# Exercise task:
Find the line containing "Output a JSON" in the entries; transcribe it and all remaining lines through the end, exactly as they appear, but not the pictures.

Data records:
........

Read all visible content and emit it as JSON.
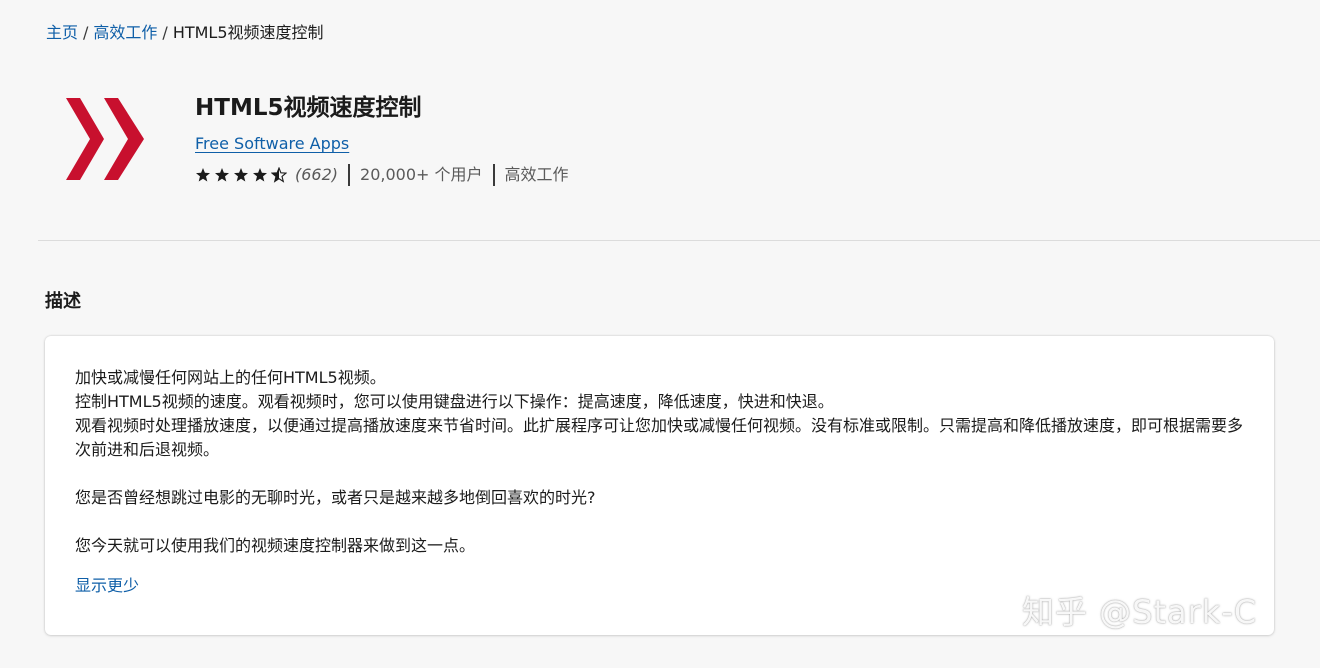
{
  "breadcrumb": {
    "home": "主页",
    "category": "高效工作",
    "current": "HTML5视频速度控制",
    "separator": "/"
  },
  "extension": {
    "logo_icon": "red-double-chevron-icon",
    "logo_color": "#c8102e",
    "title": "HTML5视频速度控制",
    "publisher": "Free Software Apps",
    "rating_stars": 4.5,
    "rating_count": "(662)",
    "users": "20,000+ 个用户",
    "category": "高效工作"
  },
  "description": {
    "heading": "描述",
    "paragraphs": [
      "加快或减慢任何网站上的任何HTML5视频。",
      "控制HTML5视频的速度。观看视频时，您可以使用键盘进行以下操作：提高速度，降低速度，快进和快退。",
      "观看视频时处理播放速度，以便通过提高播放速度来节省时间。此扩展程序可让您加快或减慢任何视频。没有标准或限制。只需提高和降低播放速度，即可根据需要多次前进和后退视频。",
      "您是否曾经想跳过电影的无聊时光，或者只是越来越多地倒回喜欢的时光?",
      "您今天就可以使用我们的视频速度控制器来做到这一点。"
    ],
    "show_less": "显示更少"
  },
  "watermark": "知乎 @Stark-C",
  "colors": {
    "link": "#0f5fa8",
    "background": "#f7f7f7",
    "card": "#ffffff"
  }
}
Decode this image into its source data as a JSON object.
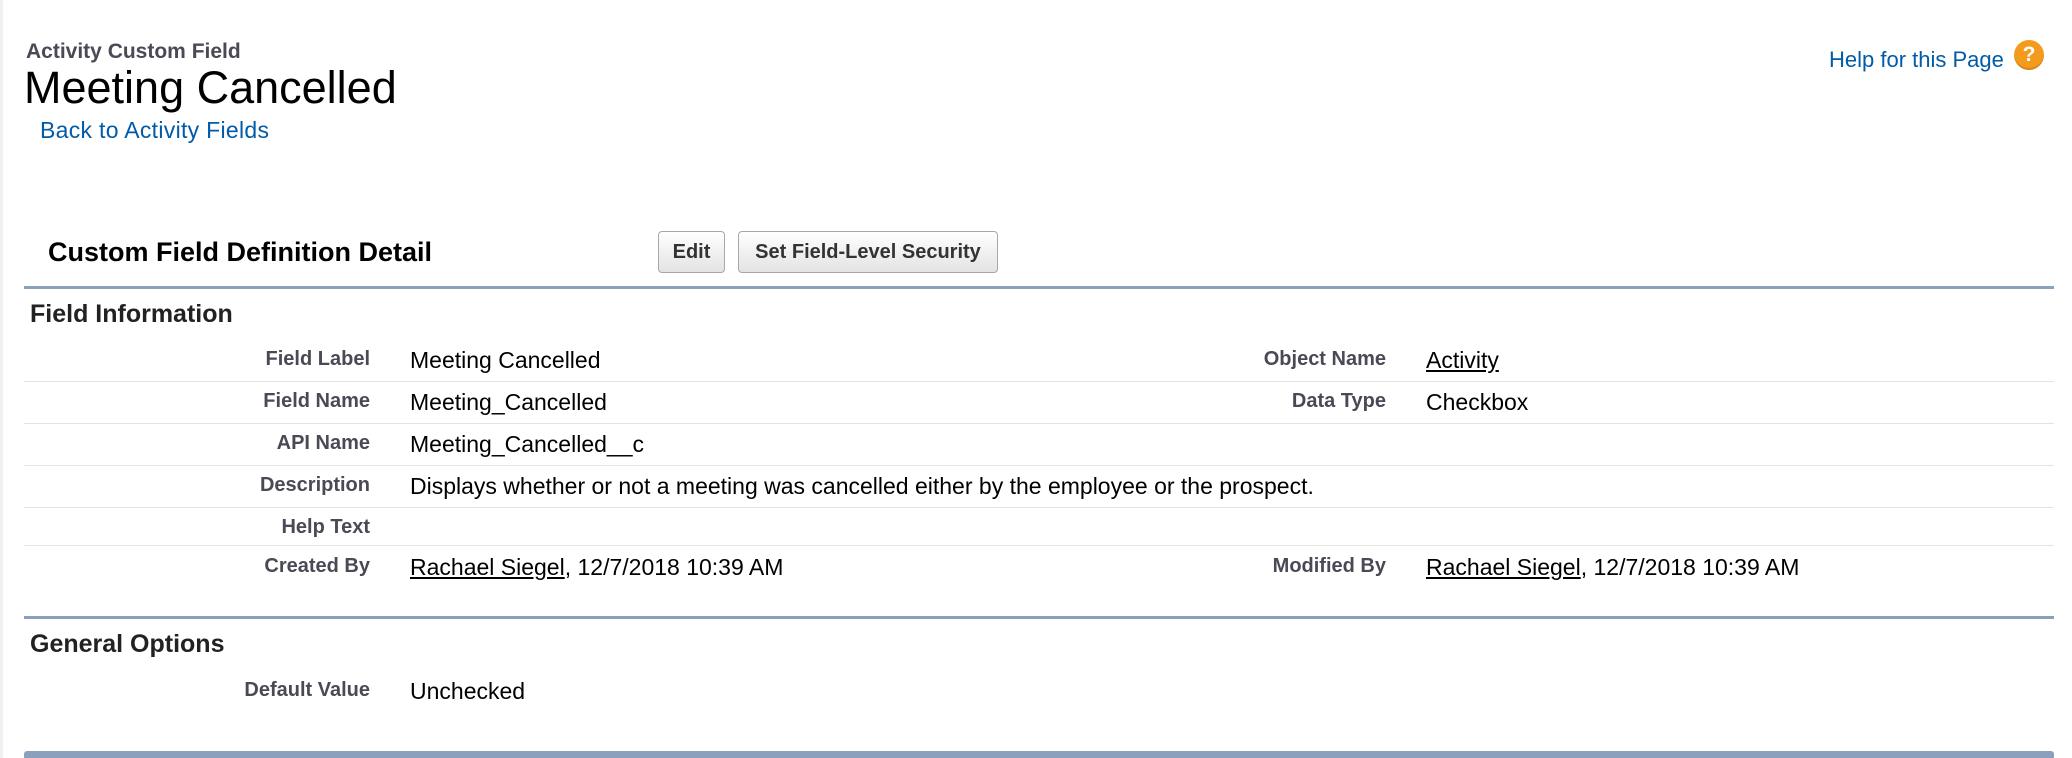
{
  "header": {
    "page_type": "Activity Custom Field",
    "title": "Meeting Cancelled",
    "back_link": "Back to Activity Fields",
    "help_link": "Help for this Page",
    "help_icon": "question-mark-icon",
    "help_icon_glyph": "?"
  },
  "detail": {
    "title": "Custom Field Definition Detail",
    "buttons": {
      "edit": "Edit",
      "field_level_security": "Set Field-Level Security"
    }
  },
  "field_information": {
    "header": "Field Information",
    "field_label": {
      "label": "Field Label",
      "value": "Meeting Cancelled"
    },
    "object_name": {
      "label": "Object Name",
      "value": "Activity"
    },
    "field_name": {
      "label": "Field Name",
      "value": "Meeting_Cancelled"
    },
    "data_type": {
      "label": "Data Type",
      "value": "Checkbox"
    },
    "api_name": {
      "label": "API Name",
      "value": "Meeting_Cancelled__c"
    },
    "description": {
      "label": "Description",
      "value": "Displays whether or not a meeting was cancelled either by the employee or the prospect."
    },
    "help_text": {
      "label": "Help Text",
      "value": ""
    },
    "created_by": {
      "label": "Created By",
      "user": "Rachael Siegel",
      "date": ", 12/7/2018 10:39 AM"
    },
    "modified_by": {
      "label": "Modified By",
      "user": "Rachael Siegel",
      "date": ", 12/7/2018 10:39 AM"
    }
  },
  "general_options": {
    "header": "General Options",
    "default_value": {
      "label": "Default Value",
      "value": "Unchecked"
    }
  },
  "colors": {
    "link": "#015ba7",
    "section_bar": "#8aa0bd",
    "help_icon": "#f49b1d",
    "label": "#4a4a56"
  }
}
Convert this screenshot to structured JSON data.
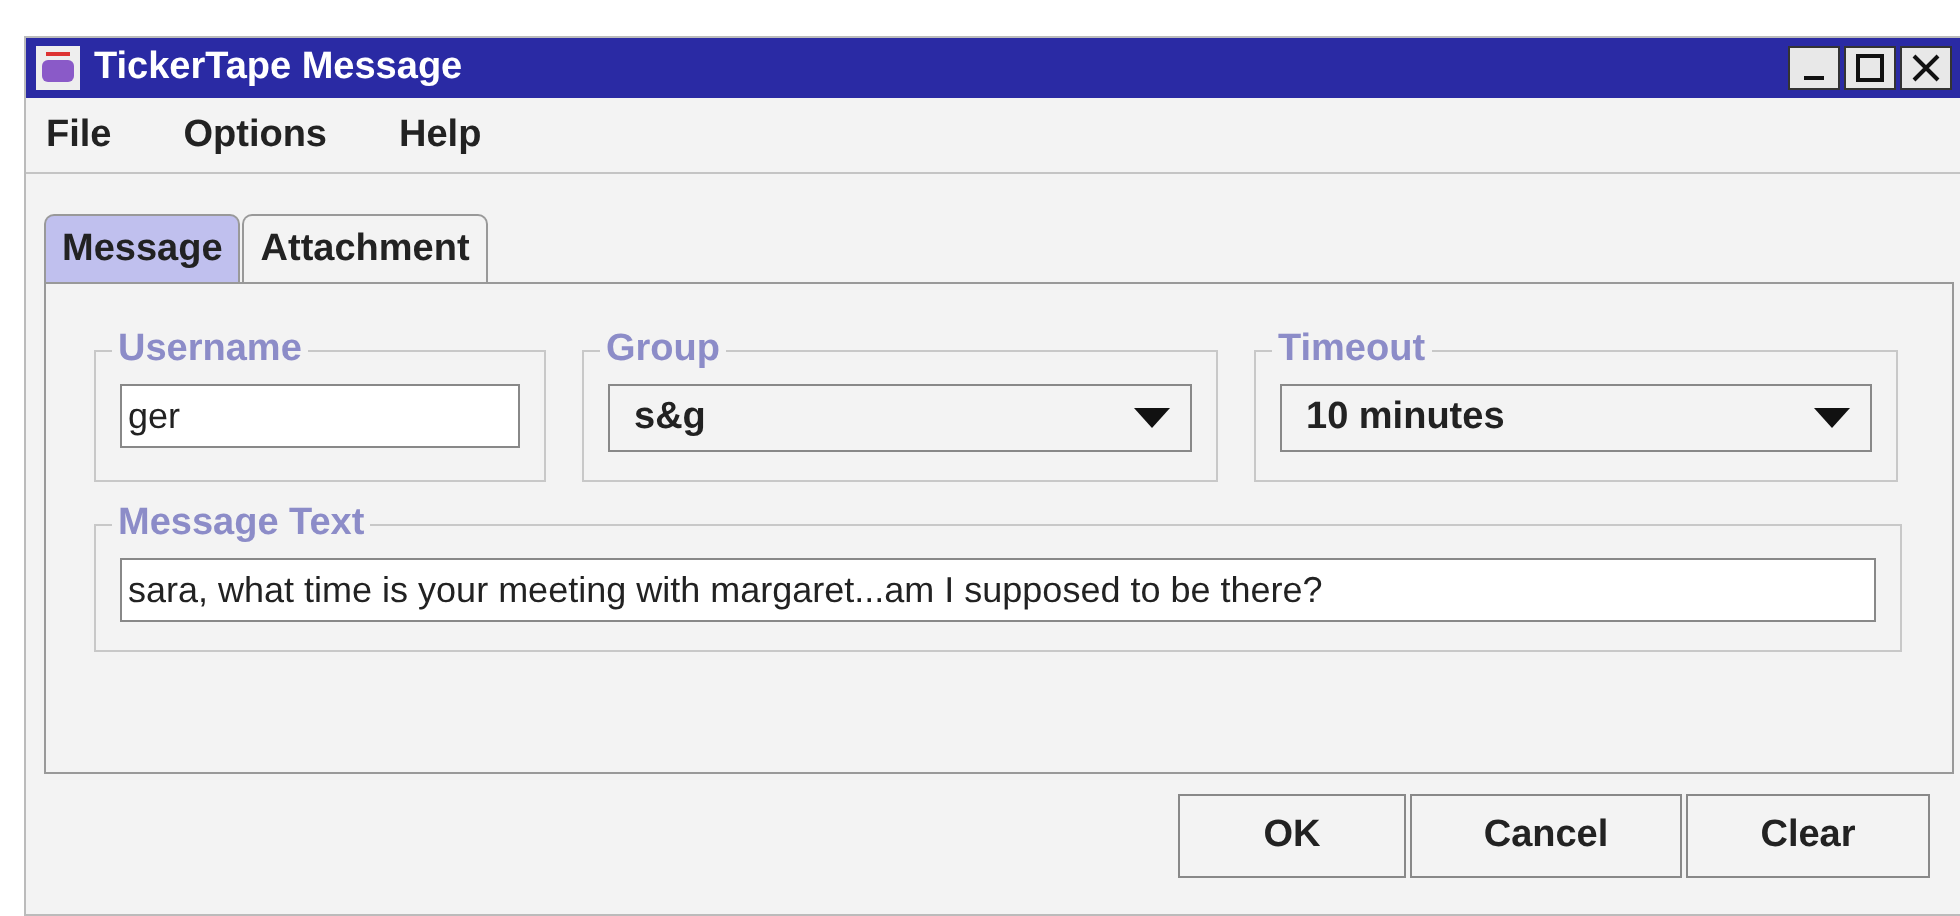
{
  "window": {
    "title": "TickerTape Message"
  },
  "menu": [
    "File",
    "Options",
    "Help"
  ],
  "tabs": [
    {
      "label": "Message",
      "selected": true
    },
    {
      "label": "Attachment",
      "selected": false
    }
  ],
  "fields": {
    "username": {
      "label": "Username",
      "value": "ger"
    },
    "group": {
      "label": "Group",
      "value": "s&g"
    },
    "timeout": {
      "label": "Timeout",
      "value": "10 minutes"
    },
    "message": {
      "label": "Message Text",
      "value": "sara, what time is your meeting with margaret...am I supposed to be there?"
    }
  },
  "buttons": [
    "OK",
    "Cancel",
    "Clear"
  ]
}
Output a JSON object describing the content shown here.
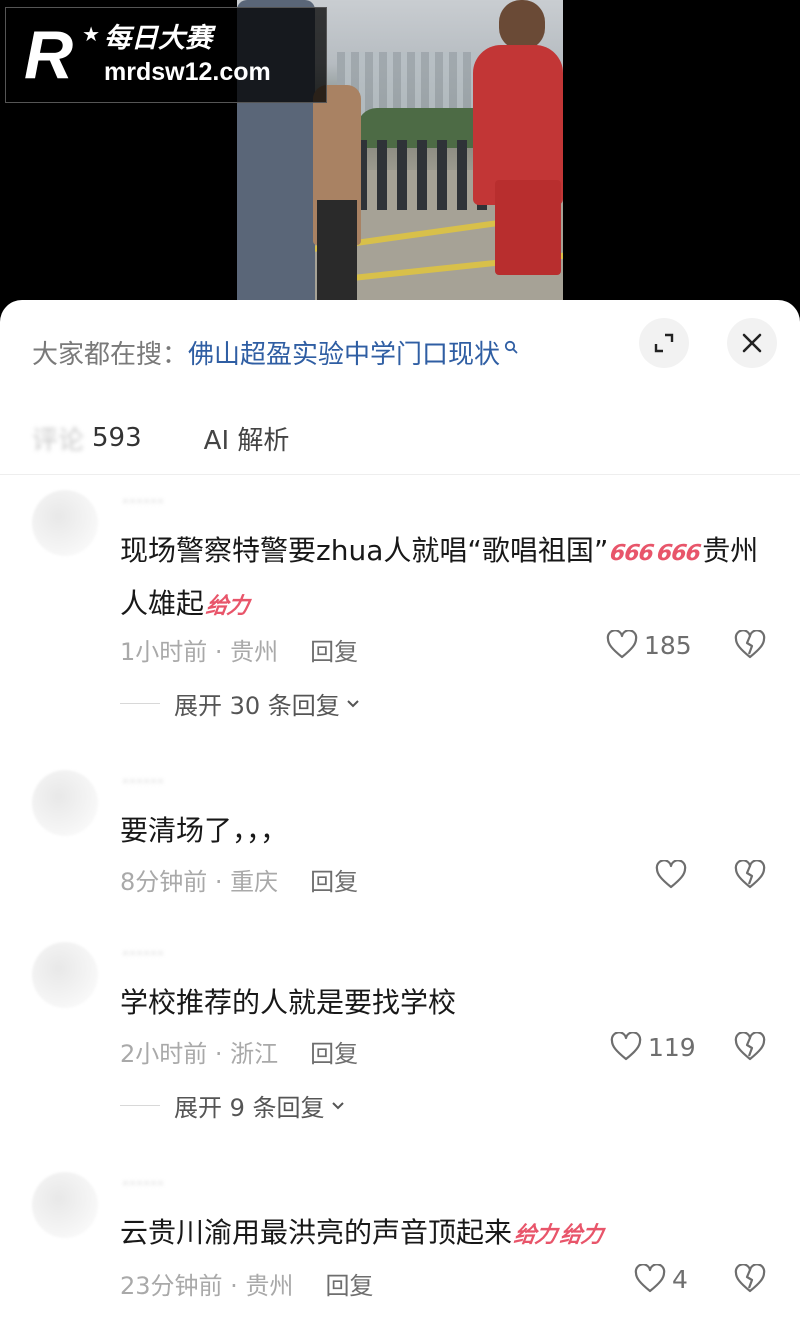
{
  "watermark": {
    "mark": "R",
    "cn": "每日大赛",
    "url": "mrdsw12.com"
  },
  "header": {
    "search_prefix": "大家都在搜：",
    "search_term": "佛山超盈实验中学门口现状",
    "expand_icon": "expand-icon",
    "close_icon": "close-icon"
  },
  "tabs": {
    "comments_label": "评论",
    "comments_count": "593",
    "ai": "AI 解析"
  },
  "comments": [
    {
      "text_a": "现场警察特警要zhua人就唱“歌唱祖国”",
      "emoji_a": "666",
      "emoji_b": "666",
      "text_b": "贵州人雄起",
      "emoji_c": "给力",
      "time": "1小时前 · 贵州",
      "reply": "回复",
      "likes": "185",
      "expand": "展开 30 条回复"
    },
    {
      "text": "要清场了，，，",
      "time": "8分钟前 · 重庆",
      "reply": "回复",
      "likes": ""
    },
    {
      "text": "学校推荐的人就是要找学校",
      "time": "2小时前 · 浙江",
      "reply": "回复",
      "likes": "119",
      "expand": "展开 9 条回复"
    },
    {
      "text": "云贵川渝用最洪亮的声音顶起来",
      "emoji_a": "给力",
      "emoji_b": "给力",
      "time": "23分钟前 · 贵州",
      "reply": "回复",
      "likes": "4"
    }
  ]
}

........

# Reply:
Output a JSON object describing the content shown here.
{
  "watermark": {
    "mark": "R",
    "cn": "每日大赛",
    "url": "mrdsw12.com"
  },
  "header": {
    "search_prefix": "大家都在搜：",
    "search_term": "佛山超盈实验中学门口现状",
    "expand_icon": "expand-icon",
    "close_icon": "close-icon"
  },
  "tabs": {
    "comments_label": "评论",
    "comments_count": "593",
    "ai": "AI 解析"
  },
  "comments": [
    {
      "text_a": "现场警察特警要zhua人就唱“歌唱祖国”",
      "emoji_a": "666",
      "emoji_b": "666",
      "text_b": "贵州人雄起",
      "emoji_c": "给力",
      "time": "1小时前 · 贵州",
      "reply": "回复",
      "likes": "185",
      "expand": "展开 30 条回复"
    },
    {
      "text": "要清场了，，，",
      "time": "8分钟前 · 重庆",
      "reply": "回复",
      "likes": ""
    },
    {
      "text": "学校推荐的人就是要找学校",
      "time": "2小时前 · 浙江",
      "reply": "回复",
      "likes": "119",
      "expand": "展开 9 条回复"
    },
    {
      "text": "云贵川渝用最洪亮的声音顶起来",
      "emoji_a": "给力",
      "emoji_b": "给力",
      "time": "23分钟前 · 贵州",
      "reply": "回复",
      "likes": "4"
    }
  ]
}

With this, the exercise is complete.